The records:
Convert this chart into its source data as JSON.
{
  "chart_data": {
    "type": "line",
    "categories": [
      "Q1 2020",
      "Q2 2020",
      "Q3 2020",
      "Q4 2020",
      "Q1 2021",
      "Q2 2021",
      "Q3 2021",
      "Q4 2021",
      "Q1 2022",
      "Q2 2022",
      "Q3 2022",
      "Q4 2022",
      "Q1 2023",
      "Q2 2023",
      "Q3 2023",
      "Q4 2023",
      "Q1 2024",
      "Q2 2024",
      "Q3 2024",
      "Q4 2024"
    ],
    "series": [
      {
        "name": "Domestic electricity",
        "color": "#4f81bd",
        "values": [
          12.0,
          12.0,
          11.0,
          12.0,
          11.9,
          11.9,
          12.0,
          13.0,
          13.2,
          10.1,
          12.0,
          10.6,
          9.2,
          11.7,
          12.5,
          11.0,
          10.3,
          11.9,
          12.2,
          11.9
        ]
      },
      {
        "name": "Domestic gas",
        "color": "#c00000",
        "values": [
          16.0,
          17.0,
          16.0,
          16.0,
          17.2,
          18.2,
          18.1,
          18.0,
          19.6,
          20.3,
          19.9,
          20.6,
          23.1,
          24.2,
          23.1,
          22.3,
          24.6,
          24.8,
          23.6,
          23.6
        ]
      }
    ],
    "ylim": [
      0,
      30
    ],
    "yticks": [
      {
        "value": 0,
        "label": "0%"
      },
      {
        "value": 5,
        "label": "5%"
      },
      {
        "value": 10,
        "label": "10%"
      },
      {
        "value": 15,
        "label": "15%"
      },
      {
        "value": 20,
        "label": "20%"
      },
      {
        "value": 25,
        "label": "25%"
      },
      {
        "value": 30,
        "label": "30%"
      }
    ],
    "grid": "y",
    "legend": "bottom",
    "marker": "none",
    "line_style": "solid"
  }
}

Aim: In the listing above, find each line with the word "Domestic" and copy it.

Complete response:
        "name": "Domestic electricity",
        "name": "Domestic gas",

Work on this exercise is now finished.